Dataset items:
━━━━━━━━━━━━━━━━━━━━

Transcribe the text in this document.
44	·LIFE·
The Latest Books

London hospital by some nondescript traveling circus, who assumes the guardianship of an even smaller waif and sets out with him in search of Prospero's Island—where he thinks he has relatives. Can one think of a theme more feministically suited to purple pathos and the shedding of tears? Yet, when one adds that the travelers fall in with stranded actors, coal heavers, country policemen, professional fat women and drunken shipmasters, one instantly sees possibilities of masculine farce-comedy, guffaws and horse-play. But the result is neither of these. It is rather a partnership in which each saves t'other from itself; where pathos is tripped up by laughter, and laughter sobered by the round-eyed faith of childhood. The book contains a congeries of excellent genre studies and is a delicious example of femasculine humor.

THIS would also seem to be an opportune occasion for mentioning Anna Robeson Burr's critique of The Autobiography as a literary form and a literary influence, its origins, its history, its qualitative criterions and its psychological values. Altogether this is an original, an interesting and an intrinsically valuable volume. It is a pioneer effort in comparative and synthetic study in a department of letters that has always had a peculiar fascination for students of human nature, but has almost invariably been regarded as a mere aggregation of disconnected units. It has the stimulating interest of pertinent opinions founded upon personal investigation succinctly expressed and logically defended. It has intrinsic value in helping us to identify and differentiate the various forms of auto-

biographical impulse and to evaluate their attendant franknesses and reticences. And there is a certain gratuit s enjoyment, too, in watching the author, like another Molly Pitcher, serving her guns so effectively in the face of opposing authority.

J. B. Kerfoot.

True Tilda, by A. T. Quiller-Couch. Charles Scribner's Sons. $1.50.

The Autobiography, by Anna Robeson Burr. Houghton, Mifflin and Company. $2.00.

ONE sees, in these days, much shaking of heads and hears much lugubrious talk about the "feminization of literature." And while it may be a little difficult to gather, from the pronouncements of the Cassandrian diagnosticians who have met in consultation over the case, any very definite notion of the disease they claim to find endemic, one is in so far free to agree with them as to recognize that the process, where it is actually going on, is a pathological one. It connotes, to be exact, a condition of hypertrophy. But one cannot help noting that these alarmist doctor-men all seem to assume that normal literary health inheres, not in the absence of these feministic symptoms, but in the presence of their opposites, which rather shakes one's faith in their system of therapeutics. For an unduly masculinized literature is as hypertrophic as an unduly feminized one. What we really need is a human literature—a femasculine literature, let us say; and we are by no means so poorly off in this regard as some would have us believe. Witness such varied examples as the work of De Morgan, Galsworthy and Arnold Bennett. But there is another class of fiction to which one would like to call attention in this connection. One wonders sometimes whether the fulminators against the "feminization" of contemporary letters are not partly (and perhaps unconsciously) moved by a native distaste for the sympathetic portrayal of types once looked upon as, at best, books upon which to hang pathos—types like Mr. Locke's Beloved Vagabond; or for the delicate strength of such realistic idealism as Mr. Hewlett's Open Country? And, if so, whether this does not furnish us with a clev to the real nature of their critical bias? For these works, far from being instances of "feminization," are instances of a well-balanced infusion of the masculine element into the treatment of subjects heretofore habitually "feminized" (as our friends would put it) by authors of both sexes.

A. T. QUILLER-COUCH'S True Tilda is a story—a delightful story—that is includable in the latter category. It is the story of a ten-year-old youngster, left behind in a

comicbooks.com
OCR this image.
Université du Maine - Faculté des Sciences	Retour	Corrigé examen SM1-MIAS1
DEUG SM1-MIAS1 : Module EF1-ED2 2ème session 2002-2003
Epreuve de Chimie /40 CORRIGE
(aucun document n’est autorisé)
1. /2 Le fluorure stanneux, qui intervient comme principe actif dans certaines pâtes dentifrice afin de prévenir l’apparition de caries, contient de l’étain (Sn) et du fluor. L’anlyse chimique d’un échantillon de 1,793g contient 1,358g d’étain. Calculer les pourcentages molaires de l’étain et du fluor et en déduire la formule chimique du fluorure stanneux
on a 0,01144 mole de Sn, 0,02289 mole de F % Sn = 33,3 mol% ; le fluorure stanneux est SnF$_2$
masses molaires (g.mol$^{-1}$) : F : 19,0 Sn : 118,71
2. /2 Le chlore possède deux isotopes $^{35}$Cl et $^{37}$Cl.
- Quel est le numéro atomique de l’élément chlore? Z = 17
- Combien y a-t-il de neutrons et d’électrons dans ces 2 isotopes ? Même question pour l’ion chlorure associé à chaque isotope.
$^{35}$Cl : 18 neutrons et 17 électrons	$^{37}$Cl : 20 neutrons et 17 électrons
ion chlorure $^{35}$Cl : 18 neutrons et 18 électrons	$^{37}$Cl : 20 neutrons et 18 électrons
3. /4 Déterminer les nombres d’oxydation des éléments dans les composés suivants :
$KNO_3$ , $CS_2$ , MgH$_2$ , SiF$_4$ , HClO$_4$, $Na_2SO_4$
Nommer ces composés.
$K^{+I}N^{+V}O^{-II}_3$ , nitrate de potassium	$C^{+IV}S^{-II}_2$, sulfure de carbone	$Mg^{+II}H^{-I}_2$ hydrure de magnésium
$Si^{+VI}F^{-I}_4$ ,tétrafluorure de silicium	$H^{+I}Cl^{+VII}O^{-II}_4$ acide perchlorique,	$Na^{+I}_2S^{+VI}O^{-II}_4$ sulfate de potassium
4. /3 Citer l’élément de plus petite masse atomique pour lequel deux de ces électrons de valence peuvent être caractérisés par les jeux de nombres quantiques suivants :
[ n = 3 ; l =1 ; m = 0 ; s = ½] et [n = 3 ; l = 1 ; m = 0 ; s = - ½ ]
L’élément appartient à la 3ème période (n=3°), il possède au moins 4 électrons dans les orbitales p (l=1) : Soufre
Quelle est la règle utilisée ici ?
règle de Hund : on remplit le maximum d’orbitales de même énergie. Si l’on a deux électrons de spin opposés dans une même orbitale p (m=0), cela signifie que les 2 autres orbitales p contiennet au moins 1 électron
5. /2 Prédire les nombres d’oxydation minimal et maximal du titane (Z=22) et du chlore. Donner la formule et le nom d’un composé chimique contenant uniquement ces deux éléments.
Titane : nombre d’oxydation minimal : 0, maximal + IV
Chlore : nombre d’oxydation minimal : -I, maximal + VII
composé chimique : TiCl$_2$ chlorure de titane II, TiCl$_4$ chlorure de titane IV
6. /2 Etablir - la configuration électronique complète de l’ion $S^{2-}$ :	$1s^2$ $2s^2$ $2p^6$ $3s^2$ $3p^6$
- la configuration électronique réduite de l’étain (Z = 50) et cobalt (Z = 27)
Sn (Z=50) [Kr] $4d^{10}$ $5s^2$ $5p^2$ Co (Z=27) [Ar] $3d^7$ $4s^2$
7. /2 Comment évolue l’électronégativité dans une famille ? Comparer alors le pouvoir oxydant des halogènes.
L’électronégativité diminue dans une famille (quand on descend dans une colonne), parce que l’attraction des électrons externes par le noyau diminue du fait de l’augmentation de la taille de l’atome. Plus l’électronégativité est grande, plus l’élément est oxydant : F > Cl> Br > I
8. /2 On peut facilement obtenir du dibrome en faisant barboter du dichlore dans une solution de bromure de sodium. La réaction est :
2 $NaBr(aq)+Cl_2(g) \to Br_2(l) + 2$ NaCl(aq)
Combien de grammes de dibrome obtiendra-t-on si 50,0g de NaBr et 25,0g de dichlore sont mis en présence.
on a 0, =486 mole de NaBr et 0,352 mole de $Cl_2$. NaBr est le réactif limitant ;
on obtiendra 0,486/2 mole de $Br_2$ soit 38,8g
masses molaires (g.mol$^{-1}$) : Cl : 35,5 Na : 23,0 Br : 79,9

━━━━━━━━━━━━━━━━━━━━

Work to be completed: Copy each entry exactly, with nothing added or dropped.

Exercise answer:
Transcribe the text in this document.
44	·LIFE·
The Latest Books

London hospital by some nondescript traveling circus, who assumes the guardianship of an even smaller waif and sets out with him in search of Prospero's Island—where he thinks he has relatives. Can one think of a theme more feministically suited to purple pathos and the shedding of tears? Yet, when one adds that the travelers fall in with stranded actors, coal heavers, country policemen, professional fat women and drunken shipmasters, one instantly sees possibilities of masculine farce-comedy, guffaws and horse-play. But the result is neither of these. It is rather a partnership in which each saves t'other from itself; where pathos is tripped up by laughter, and laughter sobered by the round-eyed faith of childhood. The book contains a congeries of excellent genre studies and is a delicious example of femasculine humor.

THIS would also seem to be an opportune occasion for mentioning Anna Robeson Burr's critique of The Autobiography as a literary form and a literary influence, its origins, its history, its qualitative criterions and its psychological values. Altogether this is an original, an interesting and an intrinsically valuable volume. It is a pioneer effort in comparative and synthetic study in a department of letters that has always had a peculiar fascination for students of human nature, but has almost invariably been regarded as a mere aggregation of disconnected units. It has the stimulating interest of pertinent opinions founded upon personal investigation succinctly expressed and logically defended. It has intrinsic value in helping us to identify and differentiate the various forms of auto-

biographical impulse and to evaluate their attendant franknesses and reticences. And there is a certain gratuit s enjoyment, too, in watching the author, like another Molly Pitcher, serving her guns so effectively in the face of opposing authority.

J. B. Kerfoot.

True Tilda, by A. T. Quiller-Couch. Charles Scribner's Sons. $1.50.

The Autobiography, by Anna Robeson Burr. Houghton, Mifflin and Company. $2.00.

ONE sees, in these days, much shaking of heads and hears much lugubrious talk about the "feminization of literature." And while it may be a little difficult to gather, from the pronouncements of the Cassandrian diagnosticians who have met in consultation over the case, any very definite notion of the disease they claim to find endemic, one is in so far free to agree with them as to recognize that the process, where it is actually going on, is a pathological one. It connotes, to be exact, a condition of hypertrophy. But one cannot help noting that these alarmist doctor-men all seem to assume that normal literary health inheres, not in the absence of these feministic symptoms, but in the presence of their opposites, which rather shakes one's faith in their system of therapeutics. For an unduly masculinized literature is as hypertrophic as an unduly feminized one. What we really need is a human literature—a femasculine literature, let us say; and we are by no means so poorly off in this regard as some would have us believe. Witness such varied examples as the work of De Morgan, Galsworthy and Arnold Bennett. But there is another class of fiction to which one would like to call attention in this connection. One wonders sometimes whether the fulminators against the "feminization" of contemporary letters are not partly (and perhaps unconsciously) moved by a native distaste for the sympathetic portrayal of types once looked upon as, at best, books upon which to hang pathos—types like Mr. Locke's Beloved Vagabond; or for the delicate strength of such realistic idealism as Mr. Hewlett's Open Country? And, if so, whether this does not furnish us with a clev to the real nature of their critical bias? For these works, far from being instances of "feminization," are instances of a well-balanced infusion of the masculine element into the treatment of subjects heretofore habitually "feminized" (as our friends would put it) by authors of both sexes.

A. T. QUILLER-COUCH'S True Tilda is a story—a delightful story—that is includable in the latter category. It is the story of a ten-year-old youngster, left behind in a

comicbooks.com
OCR this image.
Université du Maine - Faculté des Sciences	Retour	Corrigé examen SM1-MIAS1
DEUG SM1-MIAS1 : Module EF1-ED2 2ème session 2002-2003
Epreuve de Chimie /40 CORRIGE
(aucun document n’est autorisé)
1. /2 Le fluorure stanneux, qui intervient comme principe actif dans certaines pâtes dentifrice afin de prévenir l’apparition de caries, contient de l’étain (Sn) et du fluor. L’anlyse chimique d’un échantillon de 1,793g contient 1,358g d’étain. Calculer les pourcentages molaires de l’étain et du fluor et en déduire la formule chimique du fluorure stanneux
on a 0,01144 mole de Sn, 0,02289 mole de F % Sn = 33,3 mol% ; le fluorure stanneux est SnF$_2$
masses molaires (g.mol$^{-1}$) : F : 19,0 Sn : 118,71
2. /2 Le chlore possède deux isotopes $^{35}$Cl et $^{37}$Cl.
- Quel est le numéro atomique de l’élément chlore? Z = 17
- Combien y a-t-il de neutrons et d’électrons dans ces 2 isotopes ? Même question pour l’ion chlorure associé à chaque isotope.
$^{35}$Cl : 18 neutrons et 17 électrons	$^{37}$Cl : 20 neutrons et 17 électrons
ion chlorure $^{35}$Cl : 18 neutrons et 18 électrons	$^{37}$Cl : 20 neutrons et 18 électrons
3. /4 Déterminer les nombres d’oxydation des éléments dans les composés suivants :
$KNO_3$ , $CS_2$ , MgH$_2$ , SiF$_4$ , HClO$_4$, $Na_2SO_4$
Nommer ces composés.
$K^{+I}N^{+V}O^{-II}_3$ , nitrate de potassium	$C^{+IV}S^{-II}_2$, sulfure de carbone	$Mg^{+II}H^{-I}_2$ hydrure de magnésium
$Si^{+VI}F^{-I}_4$ ,tétrafluorure de silicium	$H^{+I}Cl^{+VII}O^{-II}_4$ acide perchlorique,	$Na^{+I}_2S^{+VI}O^{-II}_4$ sulfate de potassium
4. /3 Citer l’élément de plus petite masse atomique pour lequel deux de ces électrons de valence peuvent être caractérisés par les jeux de nombres quantiques suivants :
[ n = 3 ; l =1 ; m = 0 ; s = ½] et [n = 3 ; l = 1 ; m = 0 ; s = - ½ ]
L’élément appartient à la 3ème période (n=3°), il possède au moins 4 électrons dans les orbitales p (l=1) : Soufre
Quelle est la règle utilisée ici ?
règle de Hund : on remplit le maximum d’orbitales de même énergie. Si l’on a deux électrons de spin opposés dans une même orbitale p (m=0), cela signifie que les 2 autres orbitales p contiennet au moins 1 électron
5. /2 Prédire les nombres d’oxydation minimal et maximal du titane (Z=22) et du chlore. Donner la formule et le nom d’un composé chimique contenant uniquement ces deux éléments.
Titane : nombre d’oxydation minimal : 0, maximal + IV
Chlore : nombre d’oxydation minimal : -I, maximal + VII
composé chimique : TiCl$_2$ chlorure de titane II, TiCl$_4$ chlorure de titane IV
6. /2 Etablir - la configuration électronique complète de l’ion $S^{2-}$ :	$1s^2$ $2s^2$ $2p^6$ $3s^2$ $3p^6$
- la configuration électronique réduite de l’étain (Z = 50) et cobalt (Z = 27)
Sn (Z=50) [Kr] $4d^{10}$ $5s^2$ $5p^2$ Co (Z=27) [Ar] $3d^7$ $4s^2$
7. /2 Comment évolue l’électronégativité dans une famille ? Comparer alors le pouvoir oxydant des halogènes.
L’électronégativité diminue dans une famille (quand on descend dans une colonne), parce que l’attraction des électrons externes par le noyau diminue du fait de l’augmentation de la taille de l’atome. Plus l’électronégativité est grande, plus l’élément est oxydant : F > Cl> Br > I
8. /2 On peut facilement obtenir du dibrome en faisant barboter du dichlore dans une solution de bromure de sodium. La réaction est :
2 $NaBr(aq)+Cl_2(g) \to Br_2(l) + 2$ NaCl(aq)
Combien de grammes de dibrome obtiendra-t-on si 50,0g de NaBr et 25,0g de dichlore sont mis en présence.
on a 0, =486 mole de NaBr et 0,352 mole de $Cl_2$. NaBr est le réactif limitant ;
on obtiendra 0,486/2 mole de $Br_2$ soit 38,8g
masses molaires (g.mol$^{-1}$) : Cl : 35,5 Na : 23,0 Br : 79,9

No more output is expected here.